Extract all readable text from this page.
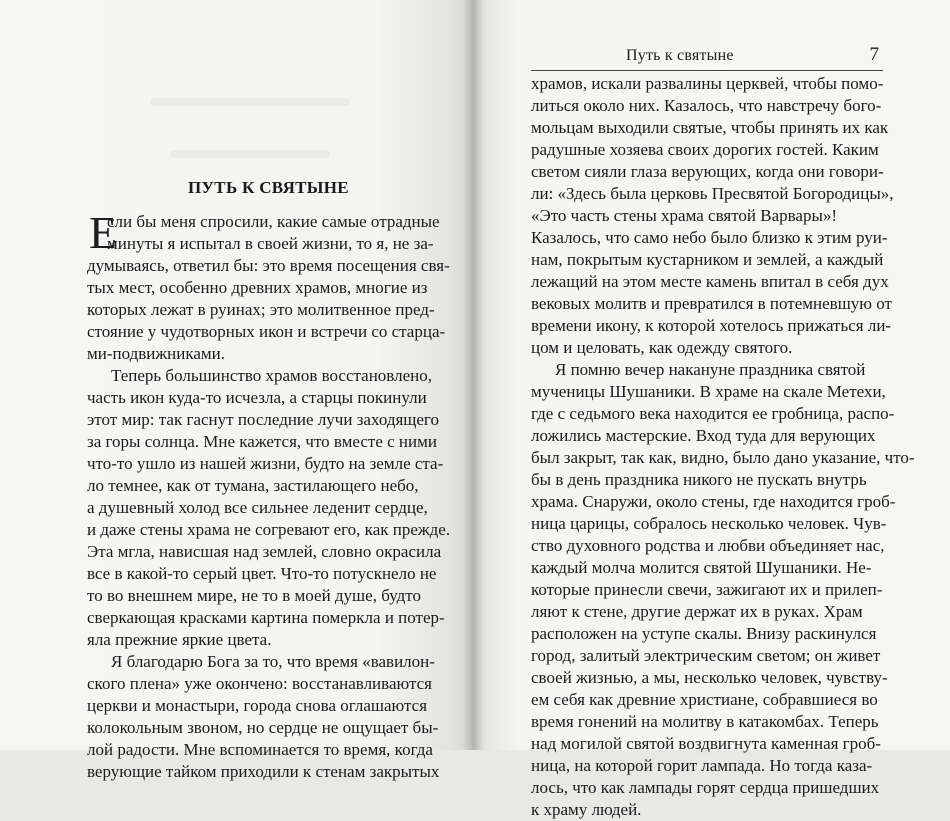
ПУТЬ К СВЯТЫНЕ
Е
сли бы меня спросили, какие самые отрадные
минуты я испытал в своей жизни, то я, не за-
думываясь, ответил бы: это время посещения свя-
тых мест, особенно древних храмов, многие из
которых лежат в руинах; это молитвенное пред-
стояние у чудотворных икон и встречи со старца-
ми-подвижниками.
Теперь большинство храмов восстановлено,
часть икон куда-то исчезла, а старцы покинули
этот мир: так гаснут последние лучи заходящего
за горы солнца. Мне кажется, что вместе с ними
что-то ушло из нашей жизни, будто на земле ста-
ло темнее, как от тумана, застилающего небо,
а душевный холод все сильнее леденит сердце,
и даже стены храма не согревают его, как прежде.
Эта мгла, нависшая над землей, словно окрасила
все в какой-то серый цвет. Что-то потускнело не
то во внешнем мире, не то в моей душе, будто
сверкающая красками картина померкла и потер-
яла прежние яркие цвета.
Я благодарю Бога за то, что время «вавилон-
ского плена» уже окончено: восстанавливаются
церкви и монастыри, города снова оглашаются
колокольным звоном, но сердце не ощущает бы-
лой радости. Мне вспоминается то время, когда
верующие тайком приходили к стенам закрытых
Путь к святыне	7
храмов, искали развалины церквей, чтобы помо-
литься около них. Казалось, что навстречу бого-
мольцам выходили святые, чтобы принять их как
радушные хозяева своих дорогих гостей. Каким
светом сияли глаза верующих, когда они говори-
ли: «Здесь была церковь Пресвятой Богородицы»,
«Это часть стены храма святой Варвары»!
Казалось, что само небо было близко к этим руи-
нам, покрытым кустарником и землей, а каждый
лежащий на этом месте камень впитал в себя дух
вековых молитв и превратился в потемневшую от
времени икону, к которой хотелось прижаться ли-
цом и целовать, как одежду святого.
Я помню вечер накануне праздника святой
мученицы Шушаники. В храме на скале Метехи,
где с седьмого века находится ее гробница, распо-
ложились мастерские. Вход туда для верующих
был закрыт, так как, видно, было дано указание, что-
бы в день праздника никого не пускать внутрь
храма. Снаружи, около стены, где находится гроб-
ница царицы, собралось несколько человек. Чув-
ство духовного родства и любви объединяет нас,
каждый молча молится святой Шушаники. Не-
которые принесли свечи, зажигают их и прилеп-
ляют к стене, другие держат их в руках. Храм
расположен на уступе скалы. Внизу раскинулся
город, залитый электрическим светом; он живет
своей жизнью, а мы, несколько человек, чувству-
ем себя как древние христиане, собравшиеся во
время гонений на молитву в катакомбах. Теперь
над могилой святой воздвигнута каменная гроб-
ница, на которой горит лампада. Но тогда каза-
лось, что как лампады горят сердца пришедших
к храму людей.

§ §

* **Directions**
Repeat the material above in full and exactly, omitting the pictures.

* **Result for this task**
Extract all readable text from this page.
ПУТЬ К СВЯТЫНЕ
Е
сли бы меня спросили, какие самые отрадные
минуты я испытал в своей жизни, то я, не за-
думываясь, ответил бы: это время посещения свя-
тых мест, особенно древних храмов, многие из
которых лежат в руинах; это молитвенное пред-
стояние у чудотворных икон и встречи со старца-
ми-подвижниками.
Теперь большинство храмов восстановлено,
часть икон куда-то исчезла, а старцы покинули
этот мир: так гаснут последние лучи заходящего
за горы солнца. Мне кажется, что вместе с ними
что-то ушло из нашей жизни, будто на земле ста-
ло темнее, как от тумана, застилающего небо,
а душевный холод все сильнее леденит сердце,
и даже стены храма не согревают его, как прежде.
Эта мгла, нависшая над землей, словно окрасила
все в какой-то серый цвет. Что-то потускнело не
то во внешнем мире, не то в моей душе, будто
сверкающая красками картина померкла и потер-
яла прежние яркие цвета.
Я благодарю Бога за то, что время «вавилон-
ского плена» уже окончено: восстанавливаются
церкви и монастыри, города снова оглашаются
колокольным звоном, но сердце не ощущает бы-
лой радости. Мне вспоминается то время, когда
верующие тайком приходили к стенам закрытых
Путь к святыне	7
храмов, искали развалины церквей, чтобы помо-
литься около них. Казалось, что навстречу бого-
мольцам выходили святые, чтобы принять их как
радушные хозяева своих дорогих гостей. Каким
светом сияли глаза верующих, когда они говори-
ли: «Здесь была церковь Пресвятой Богородицы»,
«Это часть стены храма святой Варвары»!
Казалось, что само небо было близко к этим руи-
нам, покрытым кустарником и землей, а каждый
лежащий на этом месте камень впитал в себя дух
вековых молитв и превратился в потемневшую от
времени икону, к которой хотелось прижаться ли-
цом и целовать, как одежду святого.
Я помню вечер накануне праздника святой
мученицы Шушаники. В храме на скале Метехи,
где с седьмого века находится ее гробница, распо-
ложились мастерские. Вход туда для верующих
был закрыт, так как, видно, было дано указание, что-
бы в день праздника никого не пускать внутрь
храма. Снаружи, около стены, где находится гроб-
ница царицы, собралось несколько человек. Чув-
ство духовного родства и любви объединяет нас,
каждый молча молится святой Шушаники. Не-
которые принесли свечи, зажигают их и прилеп-
ляют к стене, другие держат их в руках. Храм
расположен на уступе скалы. Внизу раскинулся
город, залитый электрическим светом; он живет
своей жизнью, а мы, несколько человек, чувству-
ем себя как древние христиане, собравшиеся во
время гонений на молитву в катакомбах. Теперь
над могилой святой воздвигнута каменная гроб-
ница, на которой горит лампада. Но тогда каза-
лось, что как лампады горят сердца пришедших
к храму людей.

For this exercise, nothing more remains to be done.